Supplied entries:
____
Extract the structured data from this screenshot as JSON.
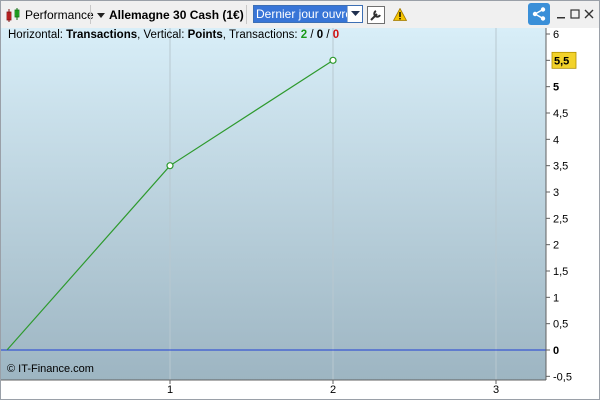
{
  "toolbar": {
    "performance_label": "Performance",
    "instrument_label": "Allemagne 30 Cash (1€)",
    "period_selected": "Dernier jour ouvré"
  },
  "info": {
    "horizontal_prefix": "Horizontal: ",
    "horizontal_value": "Transactions",
    "vertical_prefix": ", Vertical: ",
    "vertical_value": "Points",
    "transactions_prefix": ", Transactions: ",
    "count_won": "2",
    "slash1": " / ",
    "count_neutral": "0",
    "slash2": " / ",
    "count_lost": "0"
  },
  "current_value_label": "5,5",
  "copyright": "© IT-Finance.com",
  "colors": {
    "line": "#2e9a2e",
    "zero_line": "#1f3fd6",
    "value_badge": "#f2d22a",
    "won": "#1a9a1a",
    "lost": "#d01010",
    "bg_top": "#d8eef8",
    "bg_bottom": "#9db5c2"
  },
  "chart_data": {
    "type": "line",
    "x": [
      0,
      1,
      2
    ],
    "y": [
      0,
      3.5,
      5.5
    ],
    "x_ticks": [
      "1",
      "2",
      "3"
    ],
    "x_tick_values": [
      1,
      2,
      3
    ],
    "y_ticks": [
      "6",
      "5,5",
      "5",
      "4,5",
      "4",
      "3,5",
      "3",
      "2,5",
      "2",
      "1,5",
      "1",
      "0,5",
      "0",
      "-0,5"
    ],
    "y_tick_values": [
      6,
      5.5,
      5,
      4.5,
      4,
      3.5,
      3,
      2.5,
      2,
      1.5,
      1,
      0.5,
      0,
      -0.5
    ],
    "xlim": [
      0,
      3.3
    ],
    "ylim": [
      -0.5,
      6
    ],
    "grid": true,
    "xlabel": "",
    "ylabel": ""
  }
}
____
Requirements:
Pictures in the records must not appear in the copy; transcribe everything else precisely.

Task output:
Extract the structured data from this screenshot as JSON.
{
  "toolbar": {
    "performance_label": "Performance",
    "instrument_label": "Allemagne 30 Cash (1€)",
    "period_selected": "Dernier jour ouvré"
  },
  "info": {
    "horizontal_prefix": "Horizontal: ",
    "horizontal_value": "Transactions",
    "vertical_prefix": ", Vertical: ",
    "vertical_value": "Points",
    "transactions_prefix": ", Transactions: ",
    "count_won": "2",
    "slash1": " / ",
    "count_neutral": "0",
    "slash2": " / ",
    "count_lost": "0"
  },
  "current_value_label": "5,5",
  "copyright": "© IT-Finance.com",
  "colors": {
    "line": "#2e9a2e",
    "zero_line": "#1f3fd6",
    "value_badge": "#f2d22a",
    "won": "#1a9a1a",
    "lost": "#d01010",
    "bg_top": "#d8eef8",
    "bg_bottom": "#9db5c2"
  },
  "chart_data": {
    "type": "line",
    "x": [
      0,
      1,
      2
    ],
    "y": [
      0,
      3.5,
      5.5
    ],
    "x_ticks": [
      "1",
      "2",
      "3"
    ],
    "x_tick_values": [
      1,
      2,
      3
    ],
    "y_ticks": [
      "6",
      "5,5",
      "5",
      "4,5",
      "4",
      "3,5",
      "3",
      "2,5",
      "2",
      "1,5",
      "1",
      "0,5",
      "0",
      "-0,5"
    ],
    "y_tick_values": [
      6,
      5.5,
      5,
      4.5,
      4,
      3.5,
      3,
      2.5,
      2,
      1.5,
      1,
      0.5,
      0,
      -0.5
    ],
    "xlim": [
      0,
      3.3
    ],
    "ylim": [
      -0.5,
      6
    ],
    "grid": true,
    "xlabel": "",
    "ylabel": ""
  }
}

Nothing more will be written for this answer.